● **Page text**:
------
Written in the Java programming language, LIME WIRE runs on any computer with Java Virtual Machine installed. Installers are provided for Microsoft Windows, Mac OS X, and RPM-based Linux distributions. Support for Mac OS 9 and other previous versions was dropped with the release of LIME WIRE 4.0.10.

LIME WIRE uses SHA-1 and tiger tree hash cryptographic hash functions to ensure that downloaded data is uncompromised. Although researchers have identified possible vulnerabilities in the SHA-1 algorithm, because LIME WIRE does not rely on SHA-1 alone, these vulnerabilities do not have many adverse implications for LIME WIRE's verification of downloaded files.[citation needed]

LIME WIRE offers the sharing of its library through Digital Audio Access Protocol. As such, when LIME WIRE is running, any files shared will be detectable on the local network by DAAP-enabled devices (eg. iTunes).

Versions
LIME WIRE Pro w/ special pro-only skin.
LIME WIRE Pro w/ special pro-only skin.
------
● **Task item A**:
In the LIME WIRE text, which release dropped support for Mac OS 9?
● **Task item B**:
Reproduce the LIME WIRE text from "Written in the" to "LIME WIRE 4.0.10.".
The data comes from a separate source.
------
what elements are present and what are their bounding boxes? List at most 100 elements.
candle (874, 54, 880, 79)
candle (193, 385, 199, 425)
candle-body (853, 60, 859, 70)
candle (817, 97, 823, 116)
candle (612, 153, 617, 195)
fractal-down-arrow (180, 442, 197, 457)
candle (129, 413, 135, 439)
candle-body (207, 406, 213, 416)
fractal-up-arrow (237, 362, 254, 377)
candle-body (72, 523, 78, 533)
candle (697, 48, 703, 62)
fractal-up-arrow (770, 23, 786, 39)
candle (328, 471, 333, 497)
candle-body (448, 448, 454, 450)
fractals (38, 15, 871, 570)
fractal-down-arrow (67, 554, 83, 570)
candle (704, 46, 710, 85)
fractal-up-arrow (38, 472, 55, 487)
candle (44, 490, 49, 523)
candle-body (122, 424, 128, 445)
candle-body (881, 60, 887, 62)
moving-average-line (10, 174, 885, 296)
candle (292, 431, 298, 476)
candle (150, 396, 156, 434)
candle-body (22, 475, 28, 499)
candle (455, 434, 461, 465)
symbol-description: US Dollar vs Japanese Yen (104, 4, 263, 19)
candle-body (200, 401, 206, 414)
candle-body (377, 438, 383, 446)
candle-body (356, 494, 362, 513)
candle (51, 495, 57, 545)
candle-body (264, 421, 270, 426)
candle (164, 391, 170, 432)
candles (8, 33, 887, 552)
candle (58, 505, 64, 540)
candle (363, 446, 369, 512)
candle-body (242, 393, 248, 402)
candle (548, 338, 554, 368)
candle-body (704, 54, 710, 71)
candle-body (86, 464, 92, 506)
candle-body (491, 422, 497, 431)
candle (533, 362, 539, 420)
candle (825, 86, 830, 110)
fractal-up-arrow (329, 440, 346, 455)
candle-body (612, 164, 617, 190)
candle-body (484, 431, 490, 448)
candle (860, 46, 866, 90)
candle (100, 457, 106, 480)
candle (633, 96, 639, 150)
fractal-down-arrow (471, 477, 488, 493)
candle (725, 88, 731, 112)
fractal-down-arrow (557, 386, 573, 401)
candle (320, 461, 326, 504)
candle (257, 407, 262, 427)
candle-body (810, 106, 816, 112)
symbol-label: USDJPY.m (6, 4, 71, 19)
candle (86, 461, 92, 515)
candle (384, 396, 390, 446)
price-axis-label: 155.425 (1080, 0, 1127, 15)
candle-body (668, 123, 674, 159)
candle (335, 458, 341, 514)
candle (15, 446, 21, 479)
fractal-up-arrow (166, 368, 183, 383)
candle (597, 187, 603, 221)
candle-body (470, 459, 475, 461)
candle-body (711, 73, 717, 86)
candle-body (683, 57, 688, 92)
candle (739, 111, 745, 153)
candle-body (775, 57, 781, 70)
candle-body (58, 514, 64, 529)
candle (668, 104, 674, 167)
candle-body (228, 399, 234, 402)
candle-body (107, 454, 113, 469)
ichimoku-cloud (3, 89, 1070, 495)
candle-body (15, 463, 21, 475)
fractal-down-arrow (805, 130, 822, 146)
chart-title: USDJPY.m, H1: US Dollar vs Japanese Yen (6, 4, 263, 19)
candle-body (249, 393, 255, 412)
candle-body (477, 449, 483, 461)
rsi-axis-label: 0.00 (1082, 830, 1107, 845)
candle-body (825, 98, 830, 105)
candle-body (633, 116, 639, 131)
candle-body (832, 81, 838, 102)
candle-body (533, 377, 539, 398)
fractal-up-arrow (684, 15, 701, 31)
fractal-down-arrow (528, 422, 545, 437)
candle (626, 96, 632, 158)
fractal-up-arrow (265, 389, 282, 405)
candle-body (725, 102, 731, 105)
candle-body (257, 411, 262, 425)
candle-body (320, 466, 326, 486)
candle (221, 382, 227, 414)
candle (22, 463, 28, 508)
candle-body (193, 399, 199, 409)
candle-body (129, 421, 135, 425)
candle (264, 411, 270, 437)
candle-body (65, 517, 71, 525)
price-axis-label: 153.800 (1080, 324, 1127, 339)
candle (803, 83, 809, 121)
------
● **Exercise output A**:
LIME WIRE 4.0.10

● **Exercise output B**:
Written in the Java programming language, LIME WIRE runs on any computer with Java Virtual Machine installed. Installers are provided for Microsoft Windows, Mac OS X, and RPM-based Linux distributions. Support for Mac OS 9 and other previous versions was dropped with the release of LIME WIRE 4.0.10.